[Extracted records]
[Start of section]
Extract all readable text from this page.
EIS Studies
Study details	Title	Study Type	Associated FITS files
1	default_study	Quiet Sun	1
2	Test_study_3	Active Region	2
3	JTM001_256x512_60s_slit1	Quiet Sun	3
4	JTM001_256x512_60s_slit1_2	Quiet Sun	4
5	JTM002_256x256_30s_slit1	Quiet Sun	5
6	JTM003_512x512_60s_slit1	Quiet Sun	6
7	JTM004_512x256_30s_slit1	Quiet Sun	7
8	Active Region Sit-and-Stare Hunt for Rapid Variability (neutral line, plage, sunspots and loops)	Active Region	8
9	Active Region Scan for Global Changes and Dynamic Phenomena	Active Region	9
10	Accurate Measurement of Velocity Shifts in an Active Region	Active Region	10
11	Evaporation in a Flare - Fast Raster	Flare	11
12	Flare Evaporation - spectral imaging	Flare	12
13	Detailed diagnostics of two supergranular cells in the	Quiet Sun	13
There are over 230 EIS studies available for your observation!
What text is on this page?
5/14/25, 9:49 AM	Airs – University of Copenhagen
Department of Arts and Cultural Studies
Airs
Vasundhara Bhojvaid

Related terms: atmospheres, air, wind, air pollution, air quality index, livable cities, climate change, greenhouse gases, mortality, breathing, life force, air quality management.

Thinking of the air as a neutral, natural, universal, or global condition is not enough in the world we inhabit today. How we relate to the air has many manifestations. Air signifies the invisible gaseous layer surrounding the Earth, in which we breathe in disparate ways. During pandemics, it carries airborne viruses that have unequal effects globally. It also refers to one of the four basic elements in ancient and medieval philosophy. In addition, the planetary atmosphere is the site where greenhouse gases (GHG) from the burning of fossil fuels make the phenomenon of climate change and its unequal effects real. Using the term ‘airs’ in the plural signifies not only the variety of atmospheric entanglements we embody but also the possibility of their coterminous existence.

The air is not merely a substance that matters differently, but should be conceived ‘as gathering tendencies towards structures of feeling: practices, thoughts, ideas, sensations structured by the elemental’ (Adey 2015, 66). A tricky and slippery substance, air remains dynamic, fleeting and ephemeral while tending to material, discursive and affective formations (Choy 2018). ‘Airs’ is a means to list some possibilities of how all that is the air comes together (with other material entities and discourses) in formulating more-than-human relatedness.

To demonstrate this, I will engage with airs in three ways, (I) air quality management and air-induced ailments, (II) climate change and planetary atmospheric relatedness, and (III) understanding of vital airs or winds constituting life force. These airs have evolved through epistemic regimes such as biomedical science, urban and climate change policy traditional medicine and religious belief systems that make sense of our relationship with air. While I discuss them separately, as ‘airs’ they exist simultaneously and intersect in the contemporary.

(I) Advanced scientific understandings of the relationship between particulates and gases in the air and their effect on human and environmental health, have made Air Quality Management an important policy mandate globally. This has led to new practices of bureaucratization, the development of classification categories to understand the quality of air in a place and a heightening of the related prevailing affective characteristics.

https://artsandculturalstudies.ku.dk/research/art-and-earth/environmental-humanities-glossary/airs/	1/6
[End of section]
Task to complete
What lines in the entries above hold "page"? Copy every one.

Reply to the task
Extract all readable text from this page.
What text is on this page?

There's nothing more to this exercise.